Please give the data below again in full, exactly as it stands.

— Begin —

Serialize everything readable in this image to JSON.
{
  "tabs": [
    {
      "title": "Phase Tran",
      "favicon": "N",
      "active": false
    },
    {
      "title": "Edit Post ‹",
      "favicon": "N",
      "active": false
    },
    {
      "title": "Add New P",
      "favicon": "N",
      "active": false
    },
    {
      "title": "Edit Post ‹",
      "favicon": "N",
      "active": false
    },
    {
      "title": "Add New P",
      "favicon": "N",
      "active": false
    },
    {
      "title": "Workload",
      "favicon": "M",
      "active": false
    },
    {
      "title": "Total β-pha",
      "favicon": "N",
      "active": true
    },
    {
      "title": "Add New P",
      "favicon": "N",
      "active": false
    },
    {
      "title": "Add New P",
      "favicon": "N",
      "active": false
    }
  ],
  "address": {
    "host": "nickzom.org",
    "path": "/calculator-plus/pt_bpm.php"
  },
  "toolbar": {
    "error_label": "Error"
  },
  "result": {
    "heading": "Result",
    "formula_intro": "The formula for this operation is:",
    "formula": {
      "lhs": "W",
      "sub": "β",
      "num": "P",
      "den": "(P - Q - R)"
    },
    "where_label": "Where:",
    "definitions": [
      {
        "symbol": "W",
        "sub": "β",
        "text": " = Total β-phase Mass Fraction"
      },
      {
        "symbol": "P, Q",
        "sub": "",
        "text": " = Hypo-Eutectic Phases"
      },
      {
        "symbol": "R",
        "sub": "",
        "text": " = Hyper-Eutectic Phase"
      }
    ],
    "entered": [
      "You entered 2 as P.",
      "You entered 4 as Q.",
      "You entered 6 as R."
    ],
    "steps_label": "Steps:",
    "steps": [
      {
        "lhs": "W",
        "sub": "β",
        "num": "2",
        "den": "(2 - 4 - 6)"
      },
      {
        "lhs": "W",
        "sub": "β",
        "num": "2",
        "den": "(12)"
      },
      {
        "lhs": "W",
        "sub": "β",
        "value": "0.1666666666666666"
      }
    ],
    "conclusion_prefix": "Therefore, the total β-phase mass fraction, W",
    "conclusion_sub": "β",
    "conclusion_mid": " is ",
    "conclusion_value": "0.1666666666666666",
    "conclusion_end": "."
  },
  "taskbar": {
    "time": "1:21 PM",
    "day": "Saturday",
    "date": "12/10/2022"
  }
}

— End —

▸ Exercise output
Serialize everything readable in this image to JSON.
{
  "tabs": [
    {
      "title": "Phase Tran",
      "favicon": "N",
      "active": false
    },
    {
      "title": "Edit Post ‹",
      "favicon": "N",
      "active": false
    },
    {
      "title": "Add New P",
      "favicon": "N",
      "active": false
    },
    {
      "title": "Edit Post ‹",
      "favicon": "N",
      "active": false
    },
    {
      "title": "Add New P",
      "favicon": "N",
      "active": false
    },
    {
      "title": "Workload",
      "favicon": "M",
      "active": false
    },
    {
      "title": "Total β-pha",
      "favicon": "N",
      "active": true
    },
    {
      "title": "Add New P",
      "favicon": "N",
      "active": false
    },
    {
      "title": "Add New P",
      "favicon": "N",
      "active": false
    }
  ],
  "address": {
    "host": "nickzom.org",
    "path": "/calculator-plus/pt_bpm.php"
  },
  "toolbar": {
    "error_label": "Error"
  },
  "result": {
    "heading": "Result",
    "formula_intro": "The formula for this operation is:",
    "formula": {
      "lhs": "W",
      "sub": "β",
      "num": "P",
      "den": "(P - Q - R)"
    },
    "where_label": "Where:",
    "definitions": [
      {
        "symbol": "W",
        "sub": "β",
        "text": " = Total β-phase Mass Fraction"
      },
      {
        "symbol": "P, Q",
        "sub": "",
        "text": " = Hypo-Eutectic Phases"
      },
      {
        "symbol": "R",
        "sub": "",
        "text": " = Hyper-Eutectic Phase"
      }
    ],
    "entered": [
      "You entered 2 as P.",
      "You entered 4 as Q.",
      "You entered 6 as R."
    ],
    "steps_label": "Steps:",
    "steps": [
      {
        "lhs": "W",
        "sub": "β",
        "num": "2",
        "den": "(2 - 4 - 6)"
      },
      {
        "lhs": "W",
        "sub": "β",
        "num": "2",
        "den": "(12)"
      },
      {
        "lhs": "W",
        "sub": "β",
        "value": "0.1666666666666666"
      }
    ],
    "conclusion_prefix": "Therefore, the total β-phase mass fraction, W",
    "conclusion_sub": "β",
    "conclusion_mid": " is ",
    "conclusion_value": "0.1666666666666666",
    "conclusion_end": "."
  },
  "taskbar": {
    "time": "1:21 PM",
    "day": "Saturday",
    "date": "12/10/2022"
  }
}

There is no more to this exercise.